=== Spatial layout data ===
+++

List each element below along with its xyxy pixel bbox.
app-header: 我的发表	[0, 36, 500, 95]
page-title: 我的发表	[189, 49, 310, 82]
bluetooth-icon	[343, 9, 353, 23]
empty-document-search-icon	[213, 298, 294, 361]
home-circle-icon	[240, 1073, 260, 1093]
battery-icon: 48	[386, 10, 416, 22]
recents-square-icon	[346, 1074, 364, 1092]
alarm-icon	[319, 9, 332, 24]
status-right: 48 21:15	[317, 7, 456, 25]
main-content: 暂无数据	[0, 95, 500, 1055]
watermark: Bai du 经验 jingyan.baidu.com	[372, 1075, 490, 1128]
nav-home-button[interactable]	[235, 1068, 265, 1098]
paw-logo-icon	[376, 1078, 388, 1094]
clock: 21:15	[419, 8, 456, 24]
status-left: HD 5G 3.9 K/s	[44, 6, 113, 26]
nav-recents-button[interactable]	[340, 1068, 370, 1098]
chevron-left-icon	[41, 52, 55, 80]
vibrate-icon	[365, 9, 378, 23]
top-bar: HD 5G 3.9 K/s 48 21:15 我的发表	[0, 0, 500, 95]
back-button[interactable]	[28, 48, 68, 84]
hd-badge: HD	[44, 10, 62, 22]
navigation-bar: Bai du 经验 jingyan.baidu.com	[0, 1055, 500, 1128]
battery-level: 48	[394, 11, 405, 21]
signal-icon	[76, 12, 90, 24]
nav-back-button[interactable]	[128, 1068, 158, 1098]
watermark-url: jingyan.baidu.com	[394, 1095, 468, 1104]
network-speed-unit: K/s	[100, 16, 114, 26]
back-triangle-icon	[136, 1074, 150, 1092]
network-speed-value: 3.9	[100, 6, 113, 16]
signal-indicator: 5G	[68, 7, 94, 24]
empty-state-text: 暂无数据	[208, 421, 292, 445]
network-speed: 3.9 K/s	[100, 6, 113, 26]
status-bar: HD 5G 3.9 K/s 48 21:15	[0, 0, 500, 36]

+++

=== Given instruction ===
Copy out the lines of the entries exactly, from the first line through the line containing "1068, 265, 1098]", with both of those lines included.

=== Written answer ===
List each element below along with its xyxy pixel bbox.
app-header: 我的发表	[0, 36, 500, 95]
page-title: 我的发表	[189, 49, 310, 82]
bluetooth-icon	[343, 9, 353, 23]
empty-document-search-icon	[213, 298, 294, 361]
home-circle-icon	[240, 1073, 260, 1093]
battery-icon: 48	[386, 10, 416, 22]
recents-square-icon	[346, 1074, 364, 1092]
alarm-icon	[319, 9, 332, 24]
status-right: 48 21:15	[317, 7, 456, 25]
main-content: 暂无数据	[0, 95, 500, 1055]
watermark: Bai du 经验 jingyan.baidu.com	[372, 1075, 490, 1128]
nav-home-button[interactable]	[235, 1068, 265, 1098]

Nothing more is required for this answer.